### Stated exercise
Locate the word "средней" in the entries below, then gather every line that holds it.

##### Extracted information

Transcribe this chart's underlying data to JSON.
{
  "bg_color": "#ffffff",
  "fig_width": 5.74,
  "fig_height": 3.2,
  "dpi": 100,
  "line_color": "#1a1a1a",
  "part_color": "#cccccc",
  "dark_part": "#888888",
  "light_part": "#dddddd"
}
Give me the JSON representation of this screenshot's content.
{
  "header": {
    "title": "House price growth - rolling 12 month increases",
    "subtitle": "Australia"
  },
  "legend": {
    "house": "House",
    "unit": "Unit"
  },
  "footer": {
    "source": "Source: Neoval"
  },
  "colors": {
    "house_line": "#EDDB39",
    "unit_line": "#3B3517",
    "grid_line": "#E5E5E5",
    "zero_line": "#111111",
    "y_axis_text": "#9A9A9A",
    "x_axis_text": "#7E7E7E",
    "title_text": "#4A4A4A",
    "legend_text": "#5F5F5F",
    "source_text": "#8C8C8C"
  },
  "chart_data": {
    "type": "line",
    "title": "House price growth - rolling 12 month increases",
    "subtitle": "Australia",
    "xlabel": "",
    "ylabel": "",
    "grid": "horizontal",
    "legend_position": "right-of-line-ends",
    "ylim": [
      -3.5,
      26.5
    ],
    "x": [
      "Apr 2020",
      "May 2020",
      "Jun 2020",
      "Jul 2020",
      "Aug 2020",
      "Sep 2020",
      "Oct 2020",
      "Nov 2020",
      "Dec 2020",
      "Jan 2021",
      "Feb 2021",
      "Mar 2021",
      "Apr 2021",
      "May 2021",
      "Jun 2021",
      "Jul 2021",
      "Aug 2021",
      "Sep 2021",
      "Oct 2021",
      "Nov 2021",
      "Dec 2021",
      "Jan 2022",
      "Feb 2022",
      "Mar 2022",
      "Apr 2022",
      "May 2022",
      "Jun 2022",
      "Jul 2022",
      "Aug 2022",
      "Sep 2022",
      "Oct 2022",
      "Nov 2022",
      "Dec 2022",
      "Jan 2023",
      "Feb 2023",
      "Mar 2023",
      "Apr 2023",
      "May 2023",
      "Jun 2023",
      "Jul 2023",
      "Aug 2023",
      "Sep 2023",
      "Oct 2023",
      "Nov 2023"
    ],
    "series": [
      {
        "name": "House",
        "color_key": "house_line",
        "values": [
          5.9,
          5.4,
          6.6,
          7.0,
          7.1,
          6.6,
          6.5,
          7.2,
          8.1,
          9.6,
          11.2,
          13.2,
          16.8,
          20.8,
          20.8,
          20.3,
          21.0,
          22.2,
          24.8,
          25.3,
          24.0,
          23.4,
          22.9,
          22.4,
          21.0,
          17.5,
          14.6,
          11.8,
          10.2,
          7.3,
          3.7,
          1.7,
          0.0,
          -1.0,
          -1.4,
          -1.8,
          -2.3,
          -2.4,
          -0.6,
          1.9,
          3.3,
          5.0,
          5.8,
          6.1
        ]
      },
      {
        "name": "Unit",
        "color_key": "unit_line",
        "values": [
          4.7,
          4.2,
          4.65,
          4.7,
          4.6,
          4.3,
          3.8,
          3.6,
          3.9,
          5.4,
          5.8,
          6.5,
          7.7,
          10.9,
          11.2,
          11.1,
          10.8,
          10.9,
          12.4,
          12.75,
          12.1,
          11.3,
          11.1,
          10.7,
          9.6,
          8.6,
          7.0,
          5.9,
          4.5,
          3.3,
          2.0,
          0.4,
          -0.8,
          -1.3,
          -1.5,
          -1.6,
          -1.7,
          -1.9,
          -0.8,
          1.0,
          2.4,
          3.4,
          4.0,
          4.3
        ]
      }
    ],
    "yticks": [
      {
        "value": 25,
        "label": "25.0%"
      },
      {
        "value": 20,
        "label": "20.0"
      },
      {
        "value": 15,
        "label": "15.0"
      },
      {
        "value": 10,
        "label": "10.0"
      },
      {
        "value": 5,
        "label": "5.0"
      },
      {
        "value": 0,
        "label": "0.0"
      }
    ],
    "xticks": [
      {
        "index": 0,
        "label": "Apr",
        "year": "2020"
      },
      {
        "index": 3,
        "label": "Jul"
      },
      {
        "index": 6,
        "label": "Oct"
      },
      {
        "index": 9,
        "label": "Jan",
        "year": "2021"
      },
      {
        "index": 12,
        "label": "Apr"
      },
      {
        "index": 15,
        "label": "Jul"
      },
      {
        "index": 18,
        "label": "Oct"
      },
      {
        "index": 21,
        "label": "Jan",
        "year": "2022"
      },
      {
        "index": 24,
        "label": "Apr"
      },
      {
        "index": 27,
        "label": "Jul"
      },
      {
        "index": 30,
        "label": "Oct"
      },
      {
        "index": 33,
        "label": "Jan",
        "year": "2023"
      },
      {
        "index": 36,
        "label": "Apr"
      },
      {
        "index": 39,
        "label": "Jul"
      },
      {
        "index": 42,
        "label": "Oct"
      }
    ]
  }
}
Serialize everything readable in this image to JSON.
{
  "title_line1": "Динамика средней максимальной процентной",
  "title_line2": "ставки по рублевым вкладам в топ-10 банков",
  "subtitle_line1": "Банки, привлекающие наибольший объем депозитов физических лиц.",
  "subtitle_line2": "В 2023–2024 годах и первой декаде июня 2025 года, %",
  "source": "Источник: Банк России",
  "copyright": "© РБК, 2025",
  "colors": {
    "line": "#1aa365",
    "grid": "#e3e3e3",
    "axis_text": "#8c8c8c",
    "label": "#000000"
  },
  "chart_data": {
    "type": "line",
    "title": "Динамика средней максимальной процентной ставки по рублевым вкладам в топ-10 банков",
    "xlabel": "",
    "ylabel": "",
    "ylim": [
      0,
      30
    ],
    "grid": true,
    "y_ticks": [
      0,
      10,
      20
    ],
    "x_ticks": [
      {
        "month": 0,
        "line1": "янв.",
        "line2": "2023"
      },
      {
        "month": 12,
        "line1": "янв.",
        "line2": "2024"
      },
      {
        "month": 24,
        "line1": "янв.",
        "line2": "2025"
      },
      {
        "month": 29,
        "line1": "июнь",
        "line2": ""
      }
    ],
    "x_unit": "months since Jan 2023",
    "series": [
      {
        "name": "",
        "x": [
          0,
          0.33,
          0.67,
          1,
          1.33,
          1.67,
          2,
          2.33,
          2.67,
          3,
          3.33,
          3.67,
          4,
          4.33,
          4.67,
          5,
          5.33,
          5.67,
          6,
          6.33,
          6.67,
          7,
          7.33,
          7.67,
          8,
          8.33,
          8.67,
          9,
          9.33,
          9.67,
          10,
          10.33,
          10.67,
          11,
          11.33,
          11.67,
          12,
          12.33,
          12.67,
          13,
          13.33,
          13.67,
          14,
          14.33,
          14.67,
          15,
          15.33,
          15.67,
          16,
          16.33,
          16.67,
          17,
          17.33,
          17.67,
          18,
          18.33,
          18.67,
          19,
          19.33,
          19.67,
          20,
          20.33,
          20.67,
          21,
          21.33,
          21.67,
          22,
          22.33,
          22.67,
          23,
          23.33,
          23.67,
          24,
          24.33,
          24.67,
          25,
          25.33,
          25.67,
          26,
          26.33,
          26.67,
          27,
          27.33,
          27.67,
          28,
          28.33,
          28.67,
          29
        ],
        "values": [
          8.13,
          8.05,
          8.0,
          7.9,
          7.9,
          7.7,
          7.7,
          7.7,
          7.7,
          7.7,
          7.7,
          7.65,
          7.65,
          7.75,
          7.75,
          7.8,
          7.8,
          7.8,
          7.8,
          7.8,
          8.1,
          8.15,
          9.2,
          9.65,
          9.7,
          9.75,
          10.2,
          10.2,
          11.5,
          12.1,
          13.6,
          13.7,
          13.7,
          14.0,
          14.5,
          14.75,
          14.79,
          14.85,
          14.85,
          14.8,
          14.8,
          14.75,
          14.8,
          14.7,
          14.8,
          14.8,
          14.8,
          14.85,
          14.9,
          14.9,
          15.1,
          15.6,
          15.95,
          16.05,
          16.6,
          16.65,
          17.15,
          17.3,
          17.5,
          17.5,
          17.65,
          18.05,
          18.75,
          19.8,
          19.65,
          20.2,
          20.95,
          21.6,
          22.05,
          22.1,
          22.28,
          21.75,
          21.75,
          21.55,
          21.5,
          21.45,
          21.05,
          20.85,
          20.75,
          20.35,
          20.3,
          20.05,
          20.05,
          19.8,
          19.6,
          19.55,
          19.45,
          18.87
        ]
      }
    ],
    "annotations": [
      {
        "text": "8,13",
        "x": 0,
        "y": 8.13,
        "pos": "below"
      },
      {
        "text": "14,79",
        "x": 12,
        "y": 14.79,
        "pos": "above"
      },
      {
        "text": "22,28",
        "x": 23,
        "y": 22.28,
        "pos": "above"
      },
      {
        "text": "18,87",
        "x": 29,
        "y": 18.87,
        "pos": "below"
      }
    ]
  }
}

##########

### Output for this exercise
  "title_line1": "Динамика средней максимальной процентной",
    "title": "Динамика средней максимальной процентной ставки по рублевым вкладам в топ-10 банков",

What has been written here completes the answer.